* [Exercise details]
Your task is to transcribe all of the data below exactly, omitting the images.

[Chart and figure data]
-- -- --
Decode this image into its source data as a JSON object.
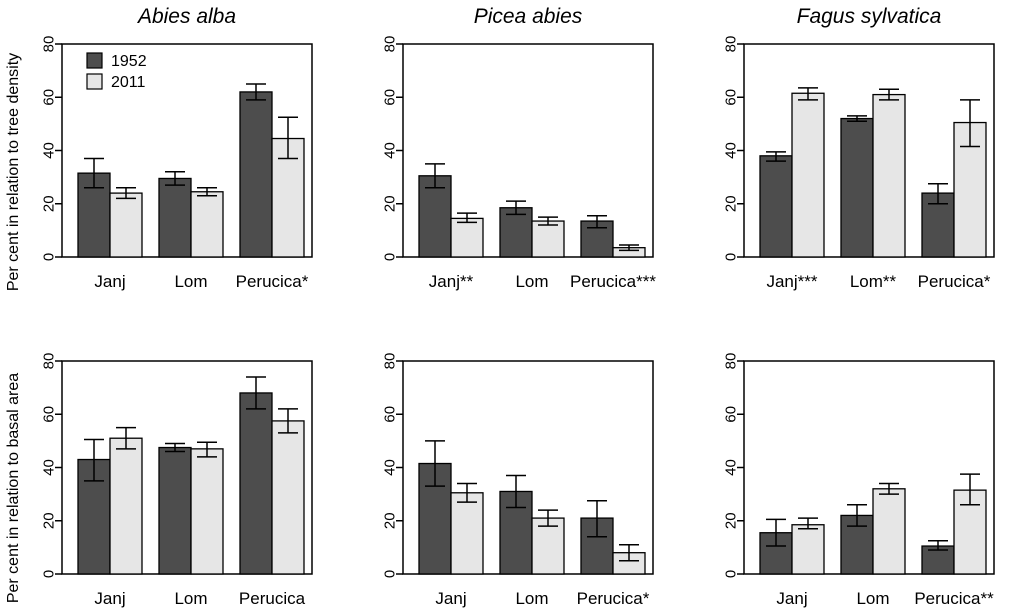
{
  "colors": {
    "y1952": "#4d4d4d",
    "y2011": "#e6e6e6",
    "axis": "#000000"
  },
  "legend": {
    "entries": [
      "1952",
      "2011"
    ],
    "position": "top-left of first panel"
  },
  "row_labels": [
    "Per cent in relation to tree density",
    "Per cent in relation to basal area"
  ],
  "chart_data": [
    {
      "type": "bar",
      "title": "Abies alba",
      "row": 0,
      "col": 0,
      "categories": [
        "Janj",
        "Lom",
        "Perucica*"
      ],
      "ylim": [
        0,
        80
      ],
      "yticks": [
        0,
        20,
        40,
        60,
        80
      ],
      "series": [
        {
          "name": "1952",
          "values": [
            31.5,
            29.5,
            62
          ],
          "err": [
            [
              26,
              37
            ],
            [
              27,
              32
            ],
            [
              59,
              65
            ]
          ]
        },
        {
          "name": "2011",
          "values": [
            24,
            24.5,
            44.5
          ],
          "err": [
            [
              22,
              26
            ],
            [
              23,
              26
            ],
            [
              37,
              52.5
            ]
          ]
        }
      ]
    },
    {
      "type": "bar",
      "title": "Picea abies",
      "row": 0,
      "col": 1,
      "categories": [
        "Janj**",
        "Lom",
        "Perucica***"
      ],
      "ylim": [
        0,
        80
      ],
      "yticks": [
        0,
        20,
        40,
        60,
        80
      ],
      "series": [
        {
          "name": "1952",
          "values": [
            30.5,
            18.5,
            13.5
          ],
          "err": [
            [
              26,
              35
            ],
            [
              16,
              21
            ],
            [
              11,
              15.5
            ]
          ]
        },
        {
          "name": "2011",
          "values": [
            14.5,
            13.5,
            3.5
          ],
          "err": [
            [
              13,
              16.5
            ],
            [
              12,
              15
            ],
            [
              2.5,
              4.5
            ]
          ]
        }
      ]
    },
    {
      "type": "bar",
      "title": "Fagus sylvatica",
      "row": 0,
      "col": 2,
      "categories": [
        "Janj***",
        "Lom**",
        "Perucica*"
      ],
      "ylim": [
        0,
        80
      ],
      "yticks": [
        0,
        20,
        40,
        60,
        80
      ],
      "series": [
        {
          "name": "1952",
          "values": [
            38,
            52,
            24
          ],
          "err": [
            [
              36,
              39.5
            ],
            [
              51,
              53
            ],
            [
              20,
              27.5
            ]
          ]
        },
        {
          "name": "2011",
          "values": [
            61.5,
            61,
            50.5
          ],
          "err": [
            [
              59,
              63.5
            ],
            [
              59,
              63
            ],
            [
              41.5,
              59
            ]
          ]
        }
      ]
    },
    {
      "type": "bar",
      "title": "",
      "row": 1,
      "col": 0,
      "categories": [
        "Janj",
        "Lom",
        "Perucica"
      ],
      "ylim": [
        0,
        80
      ],
      "yticks": [
        0,
        20,
        40,
        60,
        80
      ],
      "series": [
        {
          "name": "1952",
          "values": [
            43,
            47.5,
            68
          ],
          "err": [
            [
              35,
              50.5
            ],
            [
              46,
              49
            ],
            [
              62,
              74
            ]
          ]
        },
        {
          "name": "2011",
          "values": [
            51,
            47,
            57.5
          ],
          "err": [
            [
              47,
              55
            ],
            [
              44,
              49.5
            ],
            [
              53,
              62
            ]
          ]
        }
      ]
    },
    {
      "type": "bar",
      "title": "",
      "row": 1,
      "col": 1,
      "categories": [
        "Janj",
        "Lom",
        "Perucica*"
      ],
      "ylim": [
        0,
        80
      ],
      "yticks": [
        0,
        20,
        40,
        60,
        80
      ],
      "series": [
        {
          "name": "1952",
          "values": [
            41.5,
            31,
            21
          ],
          "err": [
            [
              33,
              50
            ],
            [
              25,
              37
            ],
            [
              14,
              27.5
            ]
          ]
        },
        {
          "name": "2011",
          "values": [
            30.5,
            21,
            8
          ],
          "err": [
            [
              27,
              34
            ],
            [
              18,
              24
            ],
            [
              5,
              11
            ]
          ]
        }
      ]
    },
    {
      "type": "bar",
      "title": "",
      "row": 1,
      "col": 2,
      "categories": [
        "Janj",
        "Lom",
        "Perucica**"
      ],
      "ylim": [
        0,
        80
      ],
      "yticks": [
        0,
        20,
        40,
        60,
        80
      ],
      "series": [
        {
          "name": "1952",
          "values": [
            15.5,
            22,
            10.5
          ],
          "err": [
            [
              10.5,
              20.5
            ],
            [
              18,
              26
            ],
            [
              9,
              12.5
            ]
          ]
        },
        {
          "name": "2011",
          "values": [
            18.5,
            32,
            31.5
          ],
          "err": [
            [
              17,
              21
            ],
            [
              30,
              34
            ],
            [
              26,
              37.5
            ]
          ]
        }
      ]
    }
  ]
}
-- -- --
* [Exercise answer]
Decode this image into its source data as a JSON object.
{
  "colors": {
    "y1952": "#4d4d4d",
    "y2011": "#e6e6e6",
    "axis": "#000000"
  },
  "legend": {
    "entries": [
      "1952",
      "2011"
    ],
    "position": "top-left of first panel"
  },
  "row_labels": [
    "Per cent in relation to tree density",
    "Per cent in relation to basal area"
  ],
  "chart_data": [
    {
      "type": "bar",
      "title": "Abies alba",
      "row": 0,
      "col": 0,
      "categories": [
        "Janj",
        "Lom",
        "Perucica*"
      ],
      "ylim": [
        0,
        80
      ],
      "yticks": [
        0,
        20,
        40,
        60,
        80
      ],
      "series": [
        {
          "name": "1952",
          "values": [
            31.5,
            29.5,
            62
          ],
          "err": [
            [
              26,
              37
            ],
            [
              27,
              32
            ],
            [
              59,
              65
            ]
          ]
        },
        {
          "name": "2011",
          "values": [
            24,
            24.5,
            44.5
          ],
          "err": [
            [
              22,
              26
            ],
            [
              23,
              26
            ],
            [
              37,
              52.5
            ]
          ]
        }
      ]
    },
    {
      "type": "bar",
      "title": "Picea abies",
      "row": 0,
      "col": 1,
      "categories": [
        "Janj**",
        "Lom",
        "Perucica***"
      ],
      "ylim": [
        0,
        80
      ],
      "yticks": [
        0,
        20,
        40,
        60,
        80
      ],
      "series": [
        {
          "name": "1952",
          "values": [
            30.5,
            18.5,
            13.5
          ],
          "err": [
            [
              26,
              35
            ],
            [
              16,
              21
            ],
            [
              11,
              15.5
            ]
          ]
        },
        {
          "name": "2011",
          "values": [
            14.5,
            13.5,
            3.5
          ],
          "err": [
            [
              13,
              16.5
            ],
            [
              12,
              15
            ],
            [
              2.5,
              4.5
            ]
          ]
        }
      ]
    },
    {
      "type": "bar",
      "title": "Fagus sylvatica",
      "row": 0,
      "col": 2,
      "categories": [
        "Janj***",
        "Lom**",
        "Perucica*"
      ],
      "ylim": [
        0,
        80
      ],
      "yticks": [
        0,
        20,
        40,
        60,
        80
      ],
      "series": [
        {
          "name": "1952",
          "values": [
            38,
            52,
            24
          ],
          "err": [
            [
              36,
              39.5
            ],
            [
              51,
              53
            ],
            [
              20,
              27.5
            ]
          ]
        },
        {
          "name": "2011",
          "values": [
            61.5,
            61,
            50.5
          ],
          "err": [
            [
              59,
              63.5
            ],
            [
              59,
              63
            ],
            [
              41.5,
              59
            ]
          ]
        }
      ]
    },
    {
      "type": "bar",
      "title": "",
      "row": 1,
      "col": 0,
      "categories": [
        "Janj",
        "Lom",
        "Perucica"
      ],
      "ylim": [
        0,
        80
      ],
      "yticks": [
        0,
        20,
        40,
        60,
        80
      ],
      "series": [
        {
          "name": "1952",
          "values": [
            43,
            47.5,
            68
          ],
          "err": [
            [
              35,
              50.5
            ],
            [
              46,
              49
            ],
            [
              62,
              74
            ]
          ]
        },
        {
          "name": "2011",
          "values": [
            51,
            47,
            57.5
          ],
          "err": [
            [
              47,
              55
            ],
            [
              44,
              49.5
            ],
            [
              53,
              62
            ]
          ]
        }
      ]
    },
    {
      "type": "bar",
      "title": "",
      "row": 1,
      "col": 1,
      "categories": [
        "Janj",
        "Lom",
        "Perucica*"
      ],
      "ylim": [
        0,
        80
      ],
      "yticks": [
        0,
        20,
        40,
        60,
        80
      ],
      "series": [
        {
          "name": "1952",
          "values": [
            41.5,
            31,
            21
          ],
          "err": [
            [
              33,
              50
            ],
            [
              25,
              37
            ],
            [
              14,
              27.5
            ]
          ]
        },
        {
          "name": "2011",
          "values": [
            30.5,
            21,
            8
          ],
          "err": [
            [
              27,
              34
            ],
            [
              18,
              24
            ],
            [
              5,
              11
            ]
          ]
        }
      ]
    },
    {
      "type": "bar",
      "title": "",
      "row": 1,
      "col": 2,
      "categories": [
        "Janj",
        "Lom",
        "Perucica**"
      ],
      "ylim": [
        0,
        80
      ],
      "yticks": [
        0,
        20,
        40,
        60,
        80
      ],
      "series": [
        {
          "name": "1952",
          "values": [
            15.5,
            22,
            10.5
          ],
          "err": [
            [
              10.5,
              20.5
            ],
            [
              18,
              26
            ],
            [
              9,
              12.5
            ]
          ]
        },
        {
          "name": "2011",
          "values": [
            18.5,
            32,
            31.5
          ],
          "err": [
            [
              17,
              21
            ],
            [
              30,
              34
            ],
            [
              26,
              37.5
            ]
          ]
        }
      ]
    }
  ]
}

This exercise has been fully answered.